→ EXERCISE DIRECTIONS
Write out each line exactly as given. Leave the pictures out of your copy.

→ GIVEN DATA
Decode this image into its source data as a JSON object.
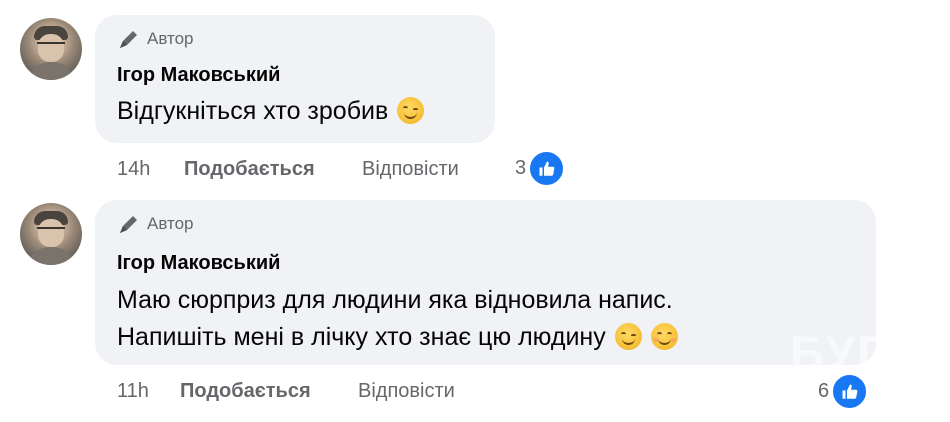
{
  "comments": [
    {
      "author_badge": "Автор",
      "name": "Ігор Маковський",
      "lines": [
        "Відгукніться хто зробив"
      ],
      "emoji": [
        "wink-emoji"
      ],
      "time": "14h",
      "like_label": "Подобається",
      "reply_label": "Відповісти",
      "reaction_count": "3"
    },
    {
      "author_badge": "Автор",
      "name": "Ігор Маковський",
      "lines": [
        "Маю сюрприз для людини яка відновила напис.",
        "Напишіть мені в лічку хто знає цю людину"
      ],
      "emoji": [
        "wink-emoji",
        "smile-emoji"
      ],
      "time": "11h",
      "like_label": "Подобається",
      "reply_label": "Відповісти",
      "reaction_count": "6"
    }
  ],
  "watermark": "БУГ",
  "colors": {
    "bubble": "#f0f2f5",
    "meta_text": "#65676b",
    "like_blue": "#1877f2"
  }
}
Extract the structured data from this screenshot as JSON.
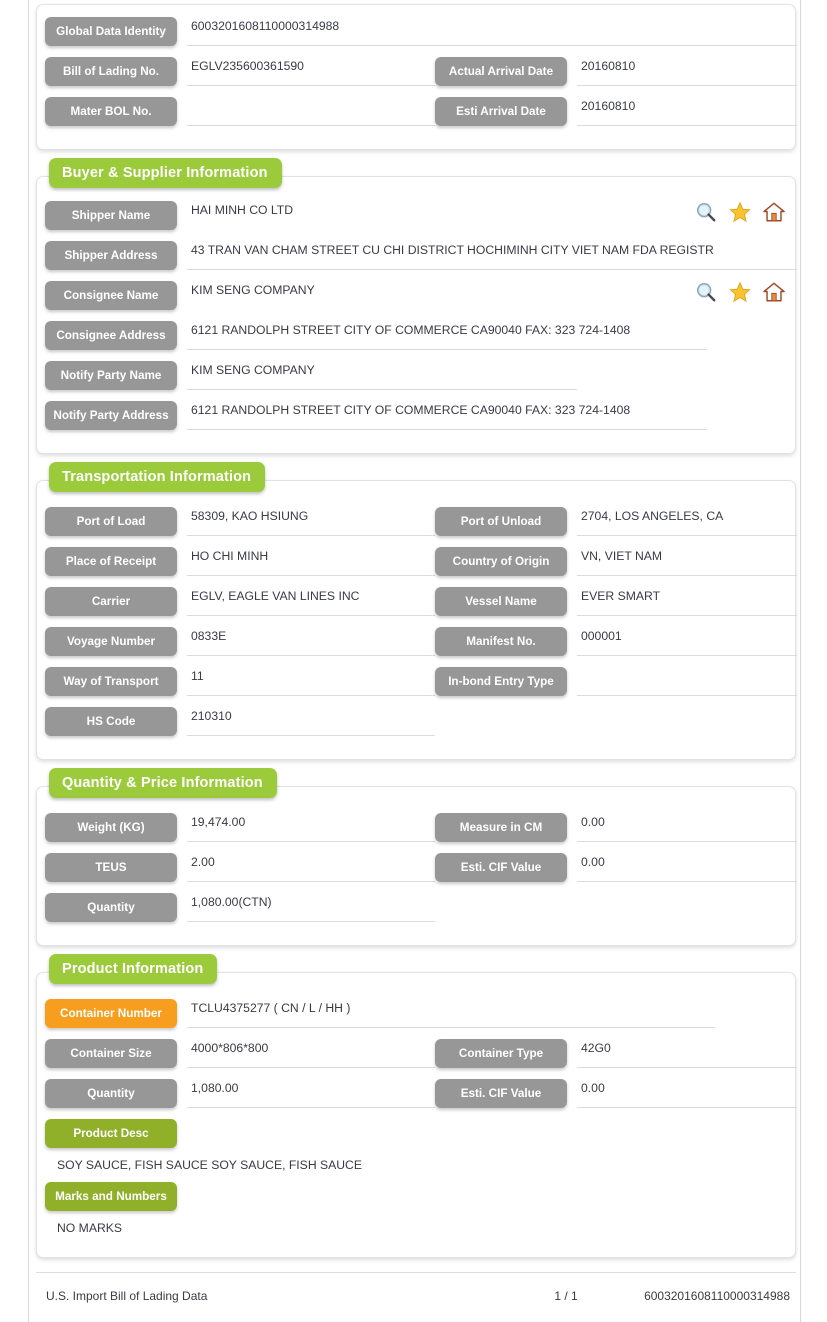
{
  "identity_card": {
    "rows": [
      {
        "label": "Global Data Identity",
        "value": "6003201608110000314988",
        "wide": true
      },
      {
        "label": "Bill of Lading No.",
        "value": "EGLV235600361590",
        "label2": "Actual Arrival Date",
        "value2": "20160810"
      },
      {
        "label": "Mater BOL No.",
        "value": "",
        "label2": "Esti Arrival Date",
        "value2": "20160810"
      }
    ]
  },
  "buyer_supplier": {
    "title": "Buyer & Supplier Information",
    "shipper_name_label": "Shipper Name",
    "shipper_name_value": "HAI MINH CO LTD",
    "shipper_address_label": "Shipper Address",
    "shipper_address_value": "43 TRAN VAN CHAM STREET CU CHI DISTRICT HOCHIMINH CITY VIET NAM FDA REGISTR",
    "consignee_name_label": "Consignee Name",
    "consignee_name_value": "KIM SENG COMPANY",
    "consignee_address_label": "Consignee Address",
    "consignee_address_value": "6121 RANDOLPH STREET CITY OF COMMERCE CA90040 FAX: 323 724-1408",
    "notify_name_label": "Notify Party Name",
    "notify_name_value": "KIM SENG COMPANY",
    "notify_address_label": "Notify Party Address",
    "notify_address_value": "6121 RANDOLPH STREET CITY OF COMMERCE CA90040 FAX: 323 724-1408",
    "icons": [
      "search-icon",
      "star-icon",
      "home-icon"
    ]
  },
  "transportation": {
    "title": "Transportation Information",
    "rows": [
      {
        "label": "Port of Load",
        "value": "58309, KAO HSIUNG",
        "label2": "Port of Unload",
        "value2": "2704, LOS ANGELES, CA"
      },
      {
        "label": "Place of Receipt",
        "value": "HO CHI MINH",
        "label2": "Country of Origin",
        "value2": "VN, VIET NAM"
      },
      {
        "label": "Carrier",
        "value": "EGLV, EAGLE VAN LINES INC",
        "label2": "Vessel Name",
        "value2": "EVER SMART"
      },
      {
        "label": "Voyage Number",
        "value": "0833E",
        "label2": "Manifest No.",
        "value2": "000001"
      },
      {
        "label": "Way of Transport",
        "value": "11",
        "label2": "In-bond Entry Type",
        "value2": ""
      },
      {
        "label": "HS Code",
        "value": "210310",
        "label2": "",
        "value2": ""
      }
    ]
  },
  "quantity_price": {
    "title": "Quantity & Price Information",
    "rows": [
      {
        "label": "Weight (KG)",
        "value": "19,474.00",
        "label2": "Measure in CM",
        "value2": "0.00"
      },
      {
        "label": "TEUS",
        "value": "2.00",
        "label2": "Esti. CIF Value",
        "value2": "0.00"
      },
      {
        "label": "Quantity",
        "value": "1,080.00(CTN)",
        "label2": "",
        "value2": ""
      }
    ]
  },
  "product": {
    "title": "Product Information",
    "container_number_label": "Container Number",
    "container_number_value": "TCLU4375277 ( CN / L / HH )",
    "rows": [
      {
        "label": "Container Size",
        "value": "4000*806*800",
        "label2": "Container Type",
        "value2": "42G0"
      },
      {
        "label": "Quantity",
        "value": "1,080.00",
        "label2": "Esti. CIF Value",
        "value2": "0.00"
      }
    ],
    "product_desc_label": "Product Desc",
    "product_desc_value": "SOY SAUCE, FISH SAUCE SOY SAUCE, FISH SAUCE",
    "marks_label": "Marks and Numbers",
    "marks_value": "NO MARKS"
  },
  "footer": {
    "left": "U.S. Import Bill of Lading Data",
    "center": "1 / 1",
    "right": "6003201608110000314988"
  },
  "colors": {
    "section_green": "#9bcb3b",
    "pill_gray": "#979797",
    "pill_orange": "#f79e1f",
    "pill_green": "#8fb028"
  }
}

→ ANSWER TO THIS TASK
Decode this image into its source data as a JSON object.
{
  "comments": [
    {
      "author_badge": "Автор",
      "name": "Ігор Маковський",
      "lines": [
        "Відгукніться хто зробив"
      ],
      "emoji": [
        "wink-emoji"
      ],
      "time": "14h",
      "like_label": "Подобається",
      "reply_label": "Відповісти",
      "reaction_count": "3"
    },
    {
      "author_badge": "Автор",
      "name": "Ігор Маковський",
      "lines": [
        "Маю сюрприз для людини яка відновила напис.",
        "Напишіть мені в лічку хто знає цю людину"
      ],
      "emoji": [
        "wink-emoji",
        "smile-emoji"
      ],
      "time": "11h",
      "like_label": "Подобається",
      "reply_label": "Відповісти",
      "reaction_count": "6"
    }
  ],
  "watermark": "БУГ",
  "colors": {
    "bubble": "#f0f2f5",
    "meta_text": "#65676b",
    "like_blue": "#1877f2"
  }
}
Extract the structured data from this screenshot as JSON.
{
  "identity_card": {
    "rows": [
      {
        "label": "Global Data Identity",
        "value": "6003201608110000314988",
        "wide": true
      },
      {
        "label": "Bill of Lading No.",
        "value": "EGLV235600361590",
        "label2": "Actual Arrival Date",
        "value2": "20160810"
      },
      {
        "label": "Mater BOL No.",
        "value": "",
        "label2": "Esti Arrival Date",
        "value2": "20160810"
      }
    ]
  },
  "buyer_supplier": {
    "title": "Buyer & Supplier Information",
    "shipper_name_label": "Shipper Name",
    "shipper_name_value": "HAI MINH CO LTD",
    "shipper_address_label": "Shipper Address",
    "shipper_address_value": "43 TRAN VAN CHAM STREET CU CHI DISTRICT HOCHIMINH CITY VIET NAM FDA REGISTR",
    "consignee_name_label": "Consignee Name",
    "consignee_name_value": "KIM SENG COMPANY",
    "consignee_address_label": "Consignee Address",
    "consignee_address_value": "6121 RANDOLPH STREET CITY OF COMMERCE CA90040 FAX: 323 724-1408",
    "notify_name_label": "Notify Party Name",
    "notify_name_value": "KIM SENG COMPANY",
    "notify_address_label": "Notify Party Address",
    "notify_address_value": "6121 RANDOLPH STREET CITY OF COMMERCE CA90040 FAX: 323 724-1408",
    "icons": [
      "search-icon",
      "star-icon",
      "home-icon"
    ]
  },
  "transportation": {
    "title": "Transportation Information",
    "rows": [
      {
        "label": "Port of Load",
        "value": "58309, KAO HSIUNG",
        "label2": "Port of Unload",
        "value2": "2704, LOS ANGELES, CA"
      },
      {
        "label": "Place of Receipt",
        "value": "HO CHI MINH",
        "label2": "Country of Origin",
        "value2": "VN, VIET NAM"
      },
      {
        "label": "Carrier",
        "value": "EGLV, EAGLE VAN LINES INC",
        "label2": "Vessel Name",
        "value2": "EVER SMART"
      },
      {
        "label": "Voyage Number",
        "value": "0833E",
        "label2": "Manifest No.",
        "value2": "000001"
      },
      {
        "label": "Way of Transport",
        "value": "11",
        "label2": "In-bond Entry Type",
        "value2": ""
      },
      {
        "label": "HS Code",
        "value": "210310",
        "label2": "",
        "value2": ""
      }
    ]
  },
  "quantity_price": {
    "title": "Quantity & Price Information",
    "rows": [
      {
        "label": "Weight (KG)",
        "value": "19,474.00",
        "label2": "Measure in CM",
        "value2": "0.00"
      },
      {
        "label": "TEUS",
        "value": "2.00",
        "label2": "Esti. CIF Value",
        "value2": "0.00"
      },
      {
        "label": "Quantity",
        "value": "1,080.00(CTN)",
        "label2": "",
        "value2": ""
      }
    ]
  },
  "product": {
    "title": "Product Information",
    "container_number_label": "Container Number",
    "container_number_value": "TCLU4375277 ( CN / L / HH )",
    "rows": [
      {
        "label": "Container Size",
        "value": "4000*806*800",
        "label2": "Container Type",
        "value2": "42G0"
      },
      {
        "label": "Quantity",
        "value": "1,080.00",
        "label2": "Esti. CIF Value",
        "value2": "0.00"
      }
    ],
    "product_desc_label": "Product Desc",
    "product_desc_value": "SOY SAUCE, FISH SAUCE SOY SAUCE, FISH SAUCE",
    "marks_label": "Marks and Numbers",
    "marks_value": "NO MARKS"
  },
  "footer": {
    "left": "U.S. Import Bill of Lading Data",
    "center": "1 / 1",
    "right": "6003201608110000314988"
  },
  "colors": {
    "section_green": "#9bcb3b",
    "pill_gray": "#979797",
    "pill_orange": "#f79e1f",
    "pill_green": "#8fb028"
  }
}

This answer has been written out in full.